--- START Dataset entries ---

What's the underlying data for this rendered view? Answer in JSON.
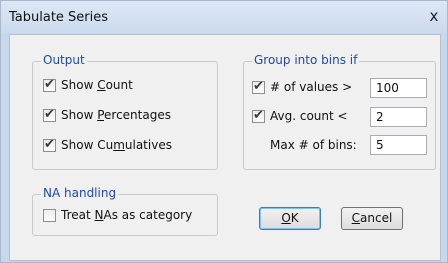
{
  "window": {
    "title": "Tabulate Series",
    "close_glyph": "x"
  },
  "output": {
    "legend": "Output",
    "items": [
      {
        "prefix": "Show ",
        "accel": "C",
        "suffix": "ount",
        "checked": true
      },
      {
        "prefix": "Show ",
        "accel": "P",
        "suffix": "ercentages",
        "checked": true
      },
      {
        "prefix": "Show Cu",
        "accel": "m",
        "suffix": "ulatives",
        "checked": true
      }
    ]
  },
  "bins": {
    "legend": "Group into bins if",
    "num_values_label": "# of values >",
    "num_values": "100",
    "num_values_checked": true,
    "avg_count_label": "Avg. count <",
    "avg_count": "2",
    "avg_count_checked": true,
    "max_bins_label": "Max # of bins:",
    "max_bins": "5"
  },
  "na": {
    "legend": "NA handling",
    "item": {
      "prefix": "Treat ",
      "accel": "N",
      "suffix": "As as category",
      "checked": false
    }
  },
  "buttons": {
    "ok": {
      "accel": "O",
      "suffix": "K"
    },
    "cancel": {
      "accel": "C",
      "suffix": "ancel"
    }
  },
  "icons": {
    "check": "check-mark-icon",
    "close": "close-icon"
  }
}
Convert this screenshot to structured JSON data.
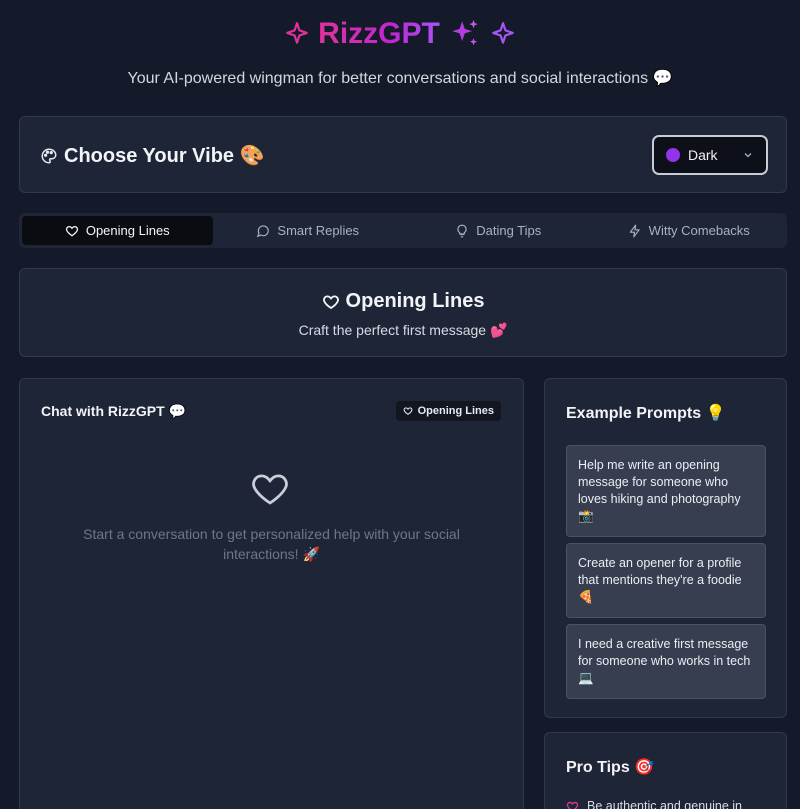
{
  "header": {
    "title": "RizzGPT",
    "subtitle": "Your AI-powered wingman for better conversations and social interactions 💬"
  },
  "vibe": {
    "title": "Choose Your Vibe 🎨",
    "selected_theme": "Dark",
    "theme_color": "#9333ea"
  },
  "tabs": [
    {
      "label": "Opening Lines",
      "icon": "heart-icon",
      "active": true
    },
    {
      "label": "Smart Replies",
      "icon": "message-circle-icon",
      "active": false
    },
    {
      "label": "Dating Tips",
      "icon": "lightbulb-icon",
      "active": false
    },
    {
      "label": "Witty Comebacks",
      "icon": "zap-icon",
      "active": false
    }
  ],
  "section": {
    "title": "Opening Lines",
    "subtitle": "Craft the perfect first message 💕"
  },
  "chat": {
    "title": "Chat with RizzGPT 💬",
    "badge": "Opening Lines",
    "empty_text": "Start a conversation to get personalized help with your social interactions! 🚀"
  },
  "examples": {
    "title": "Example Prompts 💡",
    "items": [
      "Help me write an opening message for someone who loves hiking and photography 📸",
      "Create an opener for a profile that mentions they're a foodie 🍕",
      "I need a creative first message for someone who works in tech 💻"
    ]
  },
  "tips": {
    "title": "Pro Tips 🎯",
    "first": "Be authentic and genuine in"
  },
  "colors": {
    "background": "#141a29",
    "card": "#1e2536",
    "accent_pink": "#e0339a",
    "accent_purple": "#a855f7"
  }
}
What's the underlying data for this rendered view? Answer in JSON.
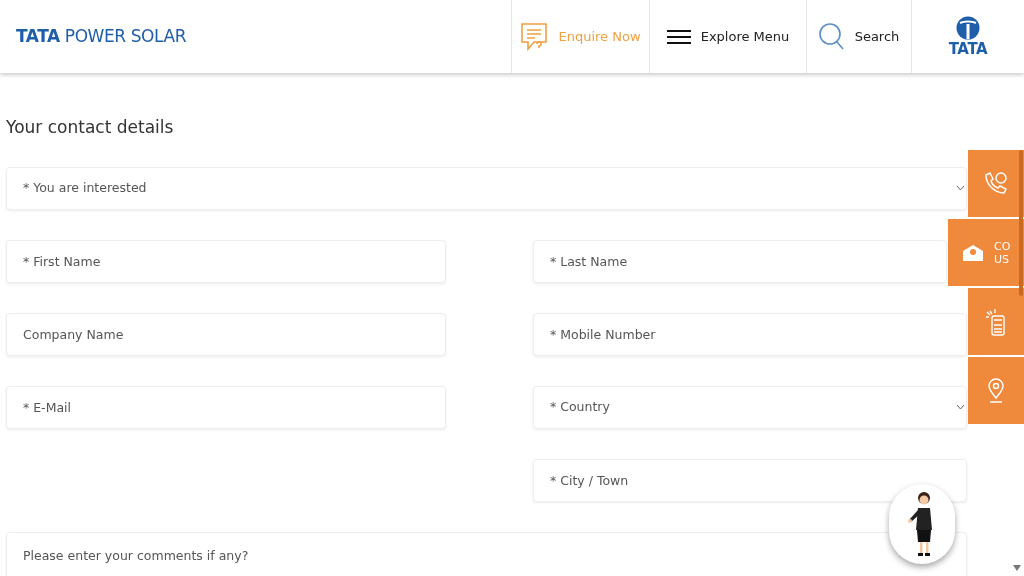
{
  "header": {
    "logo": "**TATA** POWER SOLAR",
    "nav": [
      {
        "kind": "enquire",
        "label": "Enquire Now"
      },
      {
        "kind": "menu",
        "label": "Explore Menu"
      },
      {
        "kind": "search",
        "label": "Search"
      }
    ],
    "brand": "TATA"
  },
  "form": {
    "heading": "Your contact details",
    "rows": [
      {
        "full": {
          "kind": "select",
          "placeholder": "* You are interested"
        }
      },
      {
        "left": {
          "kind": "input",
          "placeholder": "* First Name"
        },
        "right": {
          "kind": "input",
          "placeholder": "* Last Name"
        }
      },
      {
        "left": {
          "kind": "input",
          "placeholder": "Company Name"
        },
        "right": {
          "kind": "input",
          "placeholder": "* Mobile Number"
        }
      },
      {
        "left": {
          "kind": "input",
          "placeholder": "* E-Mail"
        },
        "right": {
          "kind": "select",
          "placeholder": "* Country"
        }
      },
      {
        "right": {
          "kind": "input",
          "placeholder": "* City / Town"
        }
      },
      {
        "full": {
          "kind": "textarea",
          "placeholder": "Please enter your comments if any?"
        }
      }
    ]
  },
  "side_tabs": [
    {
      "kind": "phone",
      "expanded": false
    },
    {
      "kind": "mail",
      "expanded": true,
      "label_lines": [
        "CO",
        "US"
      ]
    },
    {
      "kind": "calculator",
      "expanded": false
    },
    {
      "kind": "location",
      "expanded": false
    }
  ]
}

--- END Dataset entries ---

» Given instruction
Return a copy of every line that includes the word "social".

» The completed task
    "subtitle": "Your AI-powered wingman for better conversations and social interactions 💬"
    "empty_text": "Start a conversation to get personalized help with your social interactions! 🚀"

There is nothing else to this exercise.